"""
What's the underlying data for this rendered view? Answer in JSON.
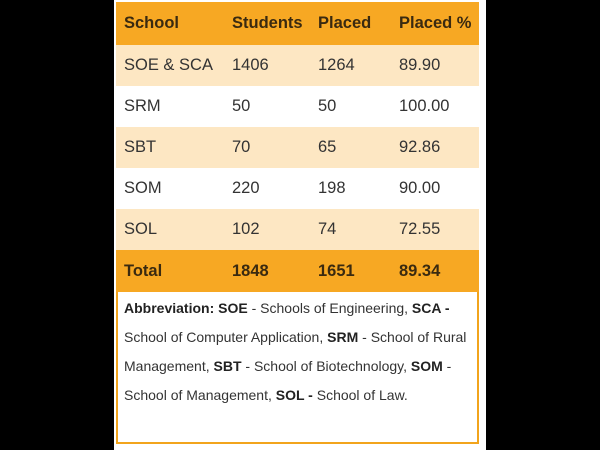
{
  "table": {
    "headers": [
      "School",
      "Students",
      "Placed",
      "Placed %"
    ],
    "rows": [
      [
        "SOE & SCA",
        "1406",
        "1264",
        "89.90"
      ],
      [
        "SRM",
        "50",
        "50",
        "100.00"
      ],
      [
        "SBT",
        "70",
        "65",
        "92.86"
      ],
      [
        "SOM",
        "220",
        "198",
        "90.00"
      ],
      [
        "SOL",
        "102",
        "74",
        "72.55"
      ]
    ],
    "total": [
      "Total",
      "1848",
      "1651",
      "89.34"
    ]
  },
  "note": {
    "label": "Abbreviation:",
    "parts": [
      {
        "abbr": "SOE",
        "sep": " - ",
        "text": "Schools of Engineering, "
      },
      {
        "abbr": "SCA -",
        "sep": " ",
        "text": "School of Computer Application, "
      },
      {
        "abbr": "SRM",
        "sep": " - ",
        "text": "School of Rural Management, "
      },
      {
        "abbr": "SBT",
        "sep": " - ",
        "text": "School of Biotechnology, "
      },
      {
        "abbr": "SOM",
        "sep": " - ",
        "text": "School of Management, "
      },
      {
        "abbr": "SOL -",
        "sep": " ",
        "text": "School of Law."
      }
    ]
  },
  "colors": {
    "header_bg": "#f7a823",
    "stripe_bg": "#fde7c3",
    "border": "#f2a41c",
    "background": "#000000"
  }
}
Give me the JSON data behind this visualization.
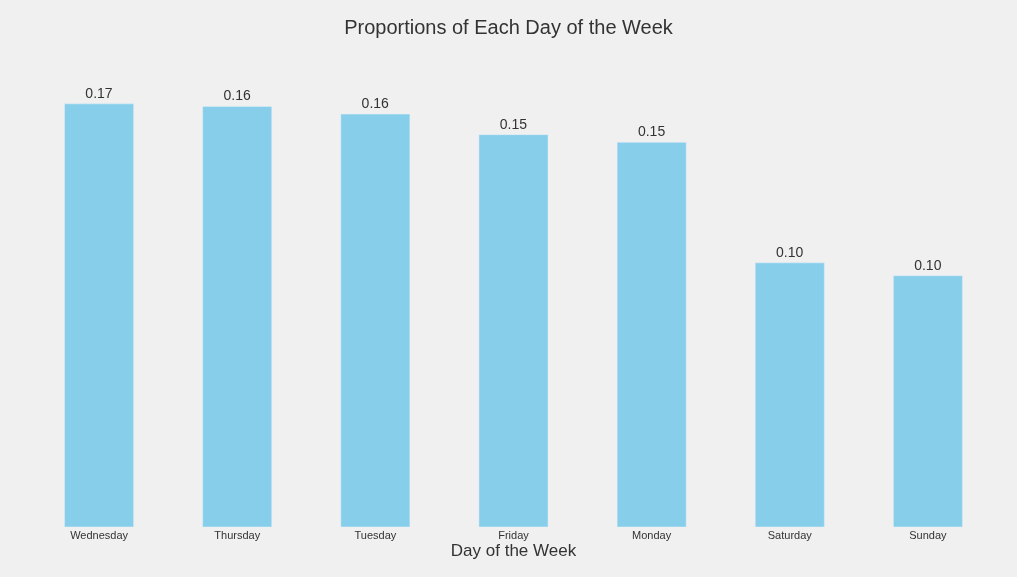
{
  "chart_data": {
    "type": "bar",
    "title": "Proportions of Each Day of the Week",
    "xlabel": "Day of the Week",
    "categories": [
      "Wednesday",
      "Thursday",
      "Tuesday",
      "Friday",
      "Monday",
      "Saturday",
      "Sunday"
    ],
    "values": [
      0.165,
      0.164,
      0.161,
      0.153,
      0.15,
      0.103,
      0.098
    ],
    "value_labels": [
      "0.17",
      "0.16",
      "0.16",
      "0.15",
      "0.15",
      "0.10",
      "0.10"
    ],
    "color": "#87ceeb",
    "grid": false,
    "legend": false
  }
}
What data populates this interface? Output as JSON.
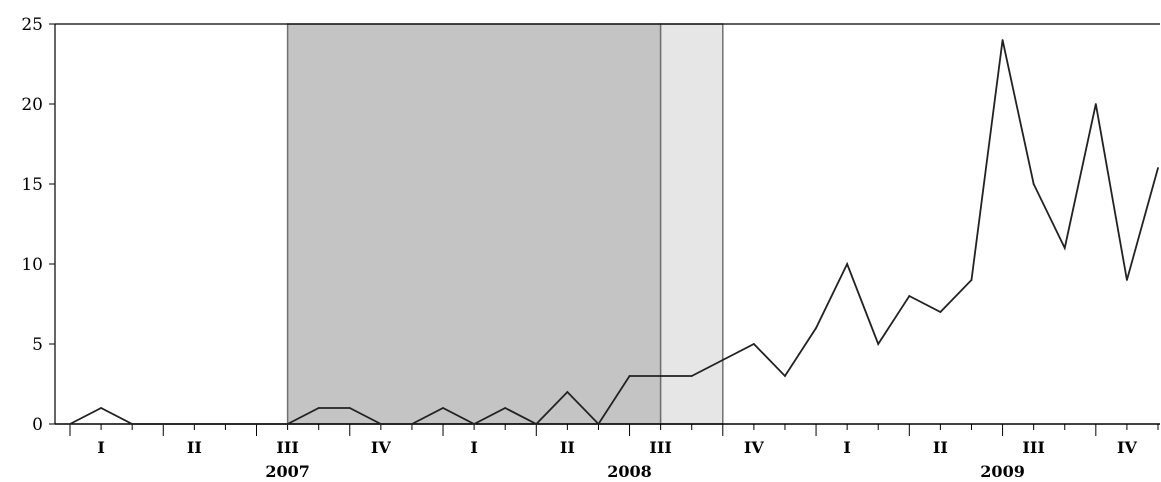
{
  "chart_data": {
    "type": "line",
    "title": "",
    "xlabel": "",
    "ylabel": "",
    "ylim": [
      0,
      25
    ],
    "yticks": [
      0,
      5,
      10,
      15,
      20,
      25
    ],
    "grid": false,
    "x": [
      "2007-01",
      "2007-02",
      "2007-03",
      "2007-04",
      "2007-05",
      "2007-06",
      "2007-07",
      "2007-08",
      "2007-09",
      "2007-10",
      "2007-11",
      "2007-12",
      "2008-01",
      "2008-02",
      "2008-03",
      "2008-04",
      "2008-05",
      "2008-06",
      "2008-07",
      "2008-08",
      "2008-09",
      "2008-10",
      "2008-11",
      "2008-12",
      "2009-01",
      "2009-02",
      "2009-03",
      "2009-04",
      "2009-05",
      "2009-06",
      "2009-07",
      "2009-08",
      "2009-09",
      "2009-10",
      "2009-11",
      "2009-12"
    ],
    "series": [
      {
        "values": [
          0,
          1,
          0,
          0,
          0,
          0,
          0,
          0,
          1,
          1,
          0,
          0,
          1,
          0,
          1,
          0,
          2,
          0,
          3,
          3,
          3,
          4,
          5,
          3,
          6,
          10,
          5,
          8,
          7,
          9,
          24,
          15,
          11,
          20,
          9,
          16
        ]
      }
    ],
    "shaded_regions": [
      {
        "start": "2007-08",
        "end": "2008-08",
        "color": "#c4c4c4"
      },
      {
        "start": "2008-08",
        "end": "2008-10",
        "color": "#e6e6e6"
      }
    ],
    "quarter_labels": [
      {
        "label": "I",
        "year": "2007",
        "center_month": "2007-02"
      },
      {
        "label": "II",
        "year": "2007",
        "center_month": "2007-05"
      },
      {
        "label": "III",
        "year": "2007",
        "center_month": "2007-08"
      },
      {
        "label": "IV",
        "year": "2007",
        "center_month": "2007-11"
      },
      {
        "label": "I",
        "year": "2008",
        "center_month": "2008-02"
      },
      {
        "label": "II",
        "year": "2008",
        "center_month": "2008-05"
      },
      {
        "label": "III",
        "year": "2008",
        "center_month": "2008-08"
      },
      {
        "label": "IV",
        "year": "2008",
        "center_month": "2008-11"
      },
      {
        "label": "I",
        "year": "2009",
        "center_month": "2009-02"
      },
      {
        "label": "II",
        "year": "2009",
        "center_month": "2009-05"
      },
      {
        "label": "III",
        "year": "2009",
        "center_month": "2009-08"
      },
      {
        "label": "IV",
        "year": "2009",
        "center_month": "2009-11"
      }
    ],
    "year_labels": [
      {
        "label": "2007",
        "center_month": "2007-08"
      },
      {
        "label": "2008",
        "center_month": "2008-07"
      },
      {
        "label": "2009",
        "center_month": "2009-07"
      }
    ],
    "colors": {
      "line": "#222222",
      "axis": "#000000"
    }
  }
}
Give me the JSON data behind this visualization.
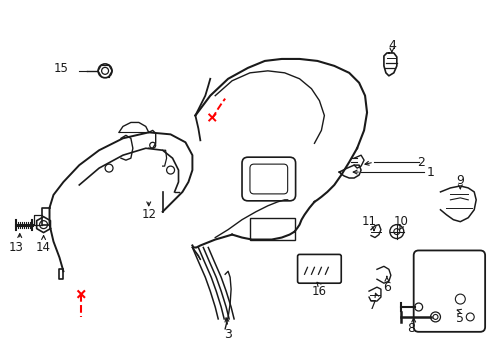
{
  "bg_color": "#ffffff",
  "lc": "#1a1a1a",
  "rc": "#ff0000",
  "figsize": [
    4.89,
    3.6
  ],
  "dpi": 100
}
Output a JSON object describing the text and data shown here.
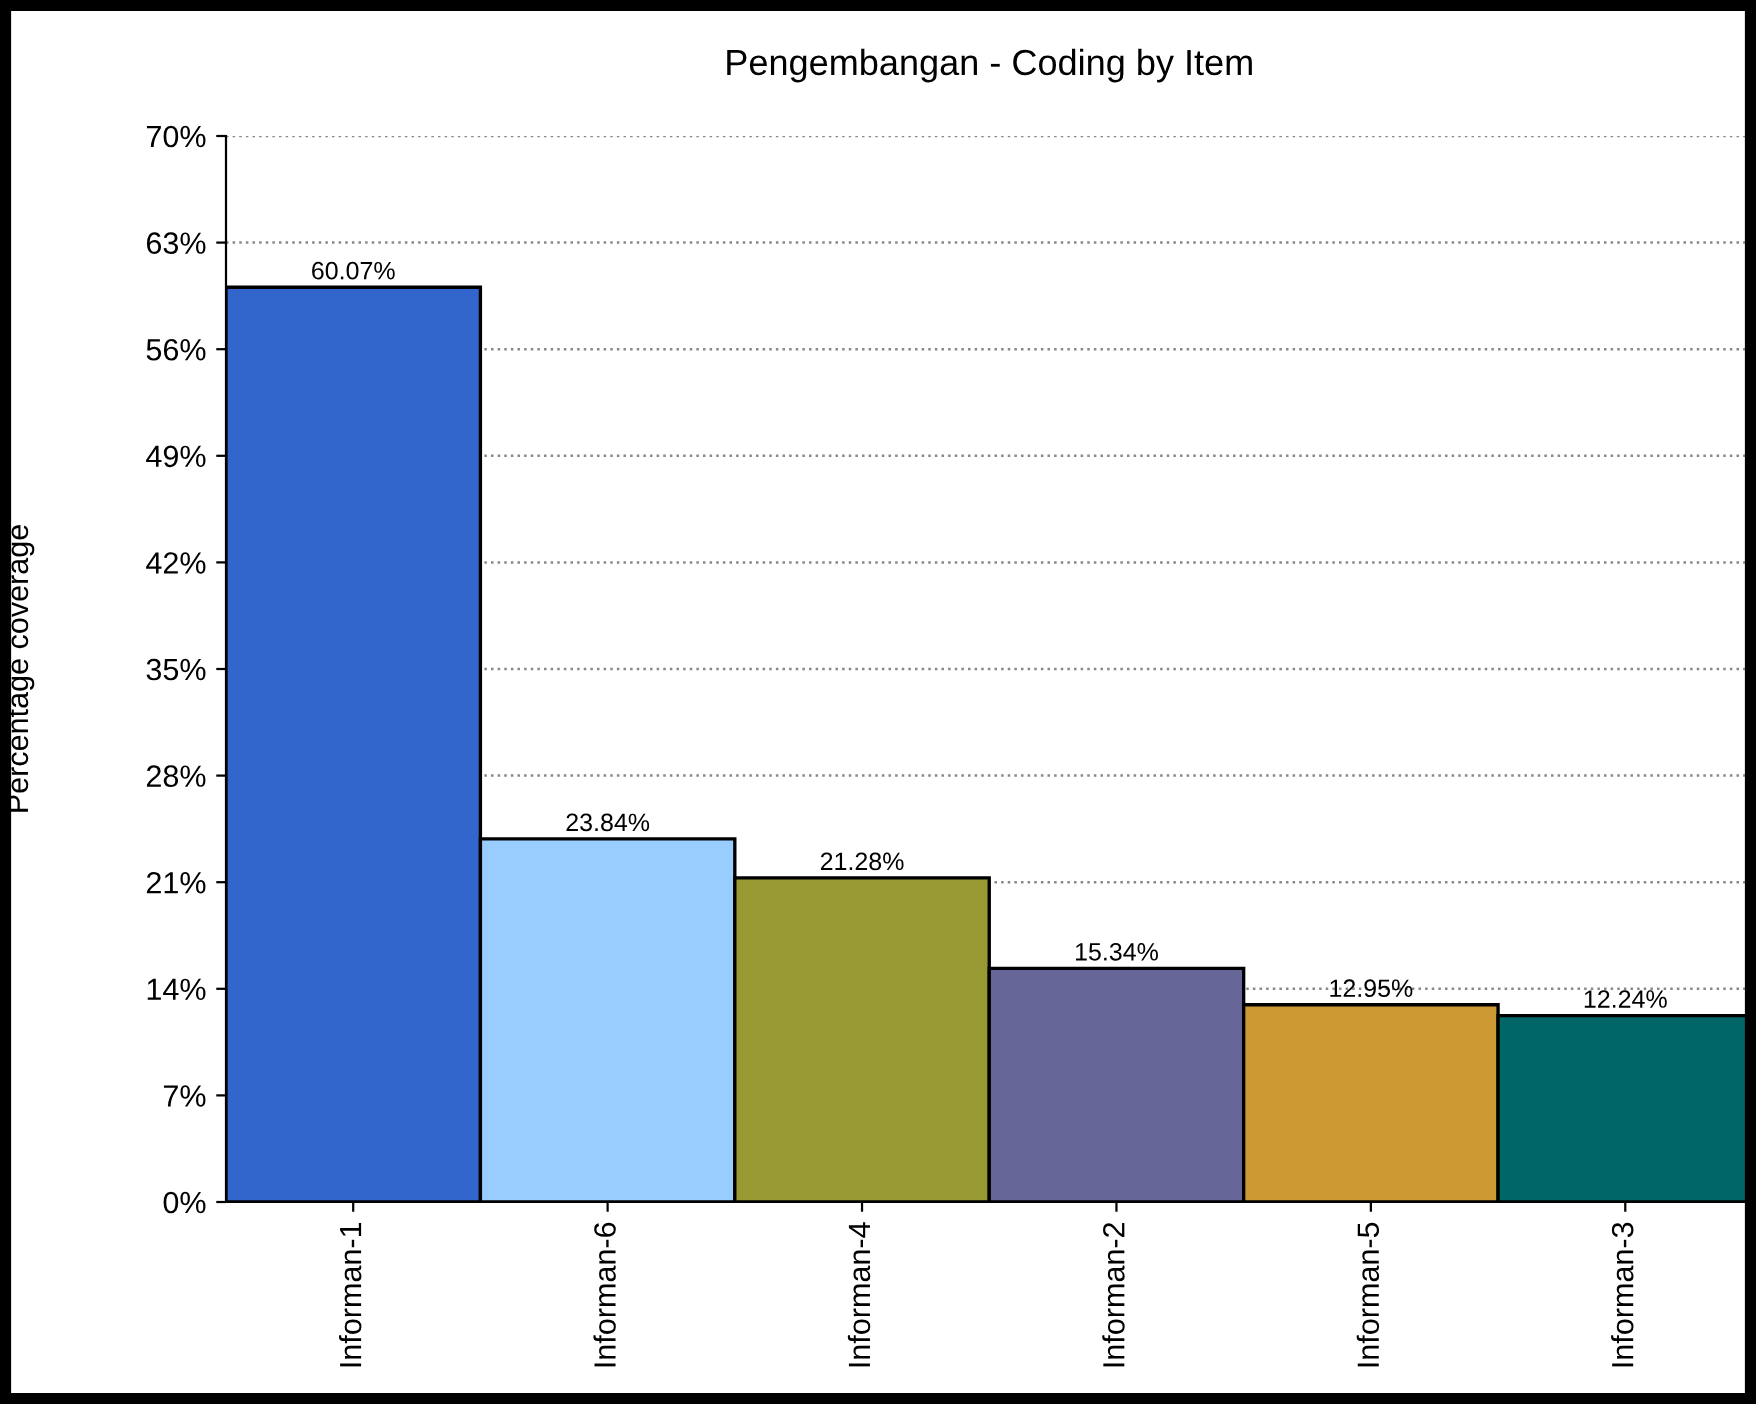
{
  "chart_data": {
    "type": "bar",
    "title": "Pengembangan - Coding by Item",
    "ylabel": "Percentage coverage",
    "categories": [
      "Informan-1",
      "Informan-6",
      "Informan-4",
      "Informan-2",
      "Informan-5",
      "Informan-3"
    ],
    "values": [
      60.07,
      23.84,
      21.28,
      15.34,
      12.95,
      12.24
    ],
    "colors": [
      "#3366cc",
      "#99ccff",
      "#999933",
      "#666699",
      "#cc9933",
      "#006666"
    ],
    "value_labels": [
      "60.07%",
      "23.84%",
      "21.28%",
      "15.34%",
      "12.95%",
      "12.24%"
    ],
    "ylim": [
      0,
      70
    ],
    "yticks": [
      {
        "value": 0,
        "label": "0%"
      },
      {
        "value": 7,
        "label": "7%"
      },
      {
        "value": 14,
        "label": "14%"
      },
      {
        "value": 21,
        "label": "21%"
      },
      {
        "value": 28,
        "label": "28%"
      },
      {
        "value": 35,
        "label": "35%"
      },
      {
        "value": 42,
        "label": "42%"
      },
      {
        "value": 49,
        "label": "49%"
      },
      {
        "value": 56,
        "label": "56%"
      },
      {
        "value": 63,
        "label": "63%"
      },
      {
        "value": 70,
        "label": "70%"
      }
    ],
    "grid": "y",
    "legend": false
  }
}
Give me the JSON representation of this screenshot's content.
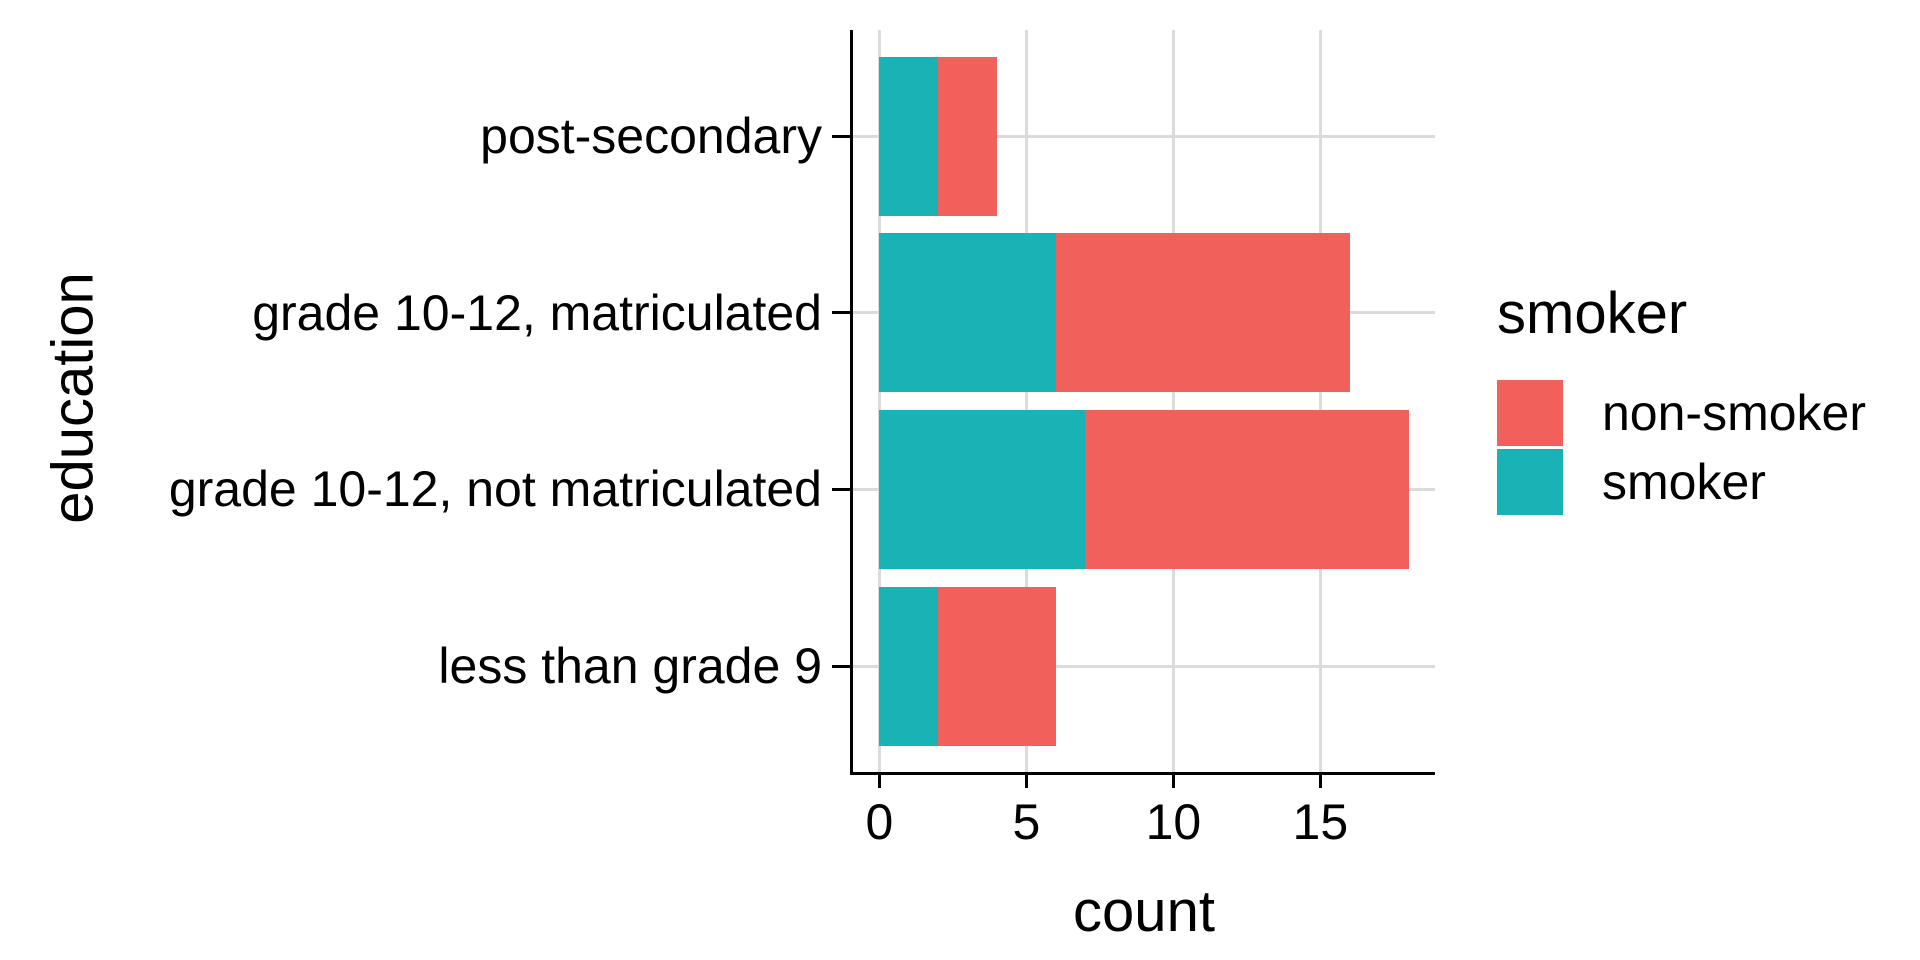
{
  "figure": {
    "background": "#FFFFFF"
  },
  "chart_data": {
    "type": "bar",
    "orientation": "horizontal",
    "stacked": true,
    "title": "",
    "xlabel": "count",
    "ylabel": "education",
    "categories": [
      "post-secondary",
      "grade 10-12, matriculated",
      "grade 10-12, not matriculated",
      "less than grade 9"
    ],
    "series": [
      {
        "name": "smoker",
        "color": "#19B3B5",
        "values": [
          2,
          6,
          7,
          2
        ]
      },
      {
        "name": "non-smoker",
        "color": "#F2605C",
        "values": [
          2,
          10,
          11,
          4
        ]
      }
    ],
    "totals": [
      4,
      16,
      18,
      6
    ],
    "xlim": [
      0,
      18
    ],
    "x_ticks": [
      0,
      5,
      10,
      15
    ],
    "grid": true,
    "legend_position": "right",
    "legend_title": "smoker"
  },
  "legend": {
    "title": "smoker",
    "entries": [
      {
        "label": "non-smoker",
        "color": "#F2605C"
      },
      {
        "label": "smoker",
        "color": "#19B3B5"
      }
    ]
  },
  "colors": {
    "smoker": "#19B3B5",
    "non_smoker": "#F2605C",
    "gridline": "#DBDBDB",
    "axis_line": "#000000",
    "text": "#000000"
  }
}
"""
▸ Task requirements: Search the records above for "xlabel". Copy each line where it is found.

▸ Response below:
    "xlabel": "Day of the Week",
    "xlabel": "",
    "xlabel": "count",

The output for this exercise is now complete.